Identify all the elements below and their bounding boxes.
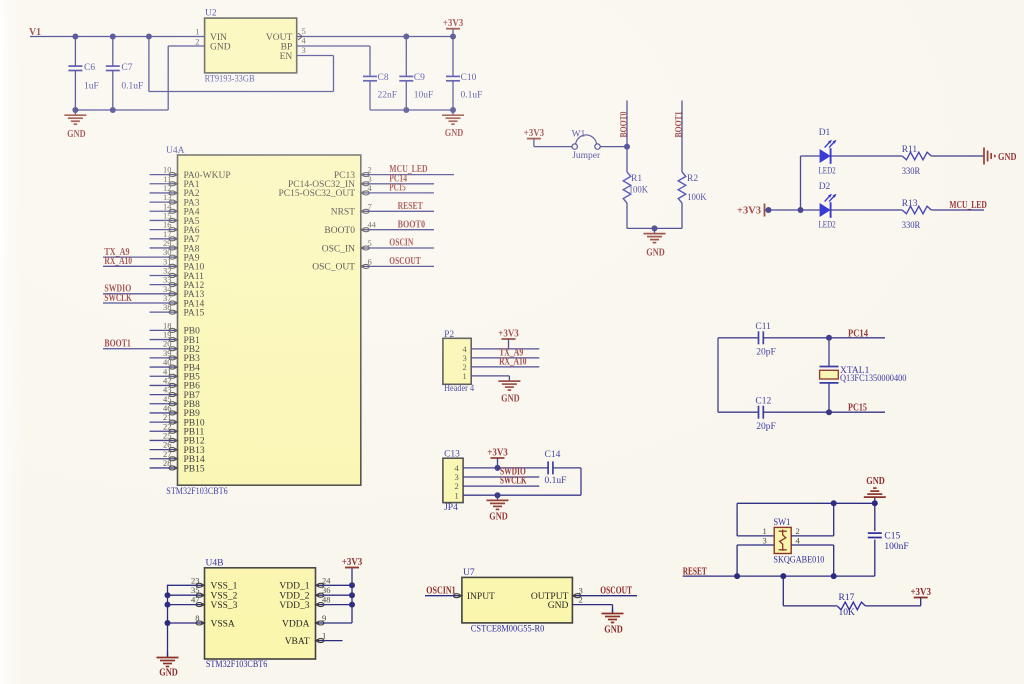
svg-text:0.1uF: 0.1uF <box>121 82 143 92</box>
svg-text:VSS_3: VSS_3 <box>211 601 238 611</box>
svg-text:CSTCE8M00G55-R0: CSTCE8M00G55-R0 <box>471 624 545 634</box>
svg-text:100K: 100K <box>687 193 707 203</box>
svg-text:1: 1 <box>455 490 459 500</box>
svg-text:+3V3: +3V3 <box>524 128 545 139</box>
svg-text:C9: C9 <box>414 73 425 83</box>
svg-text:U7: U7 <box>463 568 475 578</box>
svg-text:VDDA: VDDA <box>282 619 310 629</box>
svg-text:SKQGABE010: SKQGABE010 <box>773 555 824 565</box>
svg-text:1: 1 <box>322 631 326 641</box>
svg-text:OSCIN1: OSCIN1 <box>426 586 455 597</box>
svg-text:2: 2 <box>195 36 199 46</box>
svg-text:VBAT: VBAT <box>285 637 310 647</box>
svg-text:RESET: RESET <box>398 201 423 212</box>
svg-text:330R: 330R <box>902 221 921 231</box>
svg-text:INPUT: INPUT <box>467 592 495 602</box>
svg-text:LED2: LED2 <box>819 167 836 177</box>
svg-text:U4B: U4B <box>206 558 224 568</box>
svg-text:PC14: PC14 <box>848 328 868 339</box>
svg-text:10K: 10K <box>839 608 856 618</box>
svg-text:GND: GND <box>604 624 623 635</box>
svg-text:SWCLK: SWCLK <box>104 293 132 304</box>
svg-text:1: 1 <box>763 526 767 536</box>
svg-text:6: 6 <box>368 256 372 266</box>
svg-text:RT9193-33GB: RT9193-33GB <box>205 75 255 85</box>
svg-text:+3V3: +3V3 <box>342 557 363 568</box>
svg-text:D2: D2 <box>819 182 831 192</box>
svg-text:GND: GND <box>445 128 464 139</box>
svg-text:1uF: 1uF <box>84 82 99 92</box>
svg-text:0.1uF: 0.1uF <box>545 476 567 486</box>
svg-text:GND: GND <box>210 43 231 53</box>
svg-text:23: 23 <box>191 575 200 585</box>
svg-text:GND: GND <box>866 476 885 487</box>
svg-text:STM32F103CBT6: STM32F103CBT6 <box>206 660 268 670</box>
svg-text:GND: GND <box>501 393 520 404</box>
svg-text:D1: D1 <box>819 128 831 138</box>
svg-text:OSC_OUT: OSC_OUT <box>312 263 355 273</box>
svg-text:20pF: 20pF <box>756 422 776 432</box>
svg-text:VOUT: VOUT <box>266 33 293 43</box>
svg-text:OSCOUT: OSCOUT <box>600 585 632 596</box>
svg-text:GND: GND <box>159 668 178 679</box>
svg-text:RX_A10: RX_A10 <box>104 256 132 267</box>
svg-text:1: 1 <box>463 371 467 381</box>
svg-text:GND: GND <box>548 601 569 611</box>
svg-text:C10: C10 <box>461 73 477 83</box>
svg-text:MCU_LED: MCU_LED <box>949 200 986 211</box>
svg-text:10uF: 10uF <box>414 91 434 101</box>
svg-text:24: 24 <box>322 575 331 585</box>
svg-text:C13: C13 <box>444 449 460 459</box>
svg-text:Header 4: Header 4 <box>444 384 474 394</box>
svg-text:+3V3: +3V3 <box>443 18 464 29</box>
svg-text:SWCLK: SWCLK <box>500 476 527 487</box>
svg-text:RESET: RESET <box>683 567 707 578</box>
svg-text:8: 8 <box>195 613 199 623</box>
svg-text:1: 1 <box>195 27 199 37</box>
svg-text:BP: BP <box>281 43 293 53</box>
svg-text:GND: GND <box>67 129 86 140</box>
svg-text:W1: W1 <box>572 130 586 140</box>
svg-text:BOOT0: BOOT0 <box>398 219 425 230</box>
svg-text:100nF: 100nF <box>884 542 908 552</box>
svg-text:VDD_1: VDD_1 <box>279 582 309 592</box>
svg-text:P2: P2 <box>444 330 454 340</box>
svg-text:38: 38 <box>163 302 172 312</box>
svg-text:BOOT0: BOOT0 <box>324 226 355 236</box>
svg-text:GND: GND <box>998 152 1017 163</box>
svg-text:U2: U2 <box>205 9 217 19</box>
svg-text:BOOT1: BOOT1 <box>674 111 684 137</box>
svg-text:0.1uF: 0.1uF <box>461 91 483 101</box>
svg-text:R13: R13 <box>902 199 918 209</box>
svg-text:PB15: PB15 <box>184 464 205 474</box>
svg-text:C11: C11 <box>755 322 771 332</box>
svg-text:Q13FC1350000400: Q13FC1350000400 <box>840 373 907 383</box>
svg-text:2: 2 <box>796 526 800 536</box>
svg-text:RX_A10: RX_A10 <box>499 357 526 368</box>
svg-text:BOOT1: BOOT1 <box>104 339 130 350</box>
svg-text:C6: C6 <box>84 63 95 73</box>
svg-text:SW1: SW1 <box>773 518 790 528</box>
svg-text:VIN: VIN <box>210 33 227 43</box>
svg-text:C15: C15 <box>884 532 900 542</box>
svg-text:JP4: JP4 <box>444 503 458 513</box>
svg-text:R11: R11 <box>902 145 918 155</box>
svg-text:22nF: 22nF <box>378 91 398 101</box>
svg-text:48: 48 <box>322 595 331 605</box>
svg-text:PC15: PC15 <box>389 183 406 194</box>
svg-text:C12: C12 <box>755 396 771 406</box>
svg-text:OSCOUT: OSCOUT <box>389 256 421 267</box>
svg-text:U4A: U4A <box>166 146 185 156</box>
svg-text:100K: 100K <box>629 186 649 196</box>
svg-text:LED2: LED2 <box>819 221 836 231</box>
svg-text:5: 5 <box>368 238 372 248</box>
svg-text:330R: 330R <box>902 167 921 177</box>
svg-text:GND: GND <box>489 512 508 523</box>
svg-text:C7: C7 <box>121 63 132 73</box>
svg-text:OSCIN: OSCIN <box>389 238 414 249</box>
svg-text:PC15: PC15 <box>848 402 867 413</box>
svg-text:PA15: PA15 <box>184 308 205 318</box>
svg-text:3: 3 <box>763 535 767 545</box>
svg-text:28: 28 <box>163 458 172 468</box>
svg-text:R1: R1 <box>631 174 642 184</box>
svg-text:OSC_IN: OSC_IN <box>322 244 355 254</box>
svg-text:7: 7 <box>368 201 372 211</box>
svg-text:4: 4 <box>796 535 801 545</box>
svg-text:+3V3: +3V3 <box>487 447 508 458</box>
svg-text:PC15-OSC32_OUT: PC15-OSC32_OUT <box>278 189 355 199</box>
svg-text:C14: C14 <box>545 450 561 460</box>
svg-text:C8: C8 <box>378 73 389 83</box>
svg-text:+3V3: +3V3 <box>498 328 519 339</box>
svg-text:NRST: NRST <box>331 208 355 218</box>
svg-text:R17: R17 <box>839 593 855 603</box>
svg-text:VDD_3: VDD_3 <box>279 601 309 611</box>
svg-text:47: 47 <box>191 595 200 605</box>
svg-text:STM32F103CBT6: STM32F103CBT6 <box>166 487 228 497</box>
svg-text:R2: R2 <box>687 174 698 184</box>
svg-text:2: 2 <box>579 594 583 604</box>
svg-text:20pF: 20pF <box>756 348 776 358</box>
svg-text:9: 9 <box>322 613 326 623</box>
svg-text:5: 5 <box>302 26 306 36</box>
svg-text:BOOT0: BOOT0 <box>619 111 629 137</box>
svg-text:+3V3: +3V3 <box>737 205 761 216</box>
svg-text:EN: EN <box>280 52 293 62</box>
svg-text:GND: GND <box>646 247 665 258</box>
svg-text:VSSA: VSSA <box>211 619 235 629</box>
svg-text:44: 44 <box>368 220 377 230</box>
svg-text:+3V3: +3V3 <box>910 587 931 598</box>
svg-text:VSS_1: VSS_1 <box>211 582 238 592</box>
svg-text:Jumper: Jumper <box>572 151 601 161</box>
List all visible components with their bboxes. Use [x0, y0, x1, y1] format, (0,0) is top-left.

Work instructions:
Recast the lines of the records above as a Markdown table with columns n and Line, one numbered row per line and blank lines omitted. Begin at the line that contains "svg-text:0.1uF: 0.1uF <box>121" and stop after the line that contains "svg-text:U7: U7 <box>463 568 475 578</box>".

Task output:
| n | Line |
|---|---|
| 1 | svg-text:0.1uF: 0.1uF <box>121 82 143 92</box> |
| 2 | svg-text:VSS_3: VSS_3 <box>211 601 238 611</box> |
| 3 | svg-text:CSTCE8M00G55-R0: CSTCE8M00G55-R0 <box>471 624 545 634</box> |
| 4 | svg-text:100K: 100K <box>687 193 707 203</box> |
| 5 | svg-text:1: 1 <box>455 490 459 500</box> |
| 6 | svg-text:+3V3: +3V3 <box>524 128 545 139</box> |
| 7 | svg-text:C9: C9 <box>414 73 425 83</box> |
| 8 | svg-text:U7: U7 <box>463 568 475 578</box> |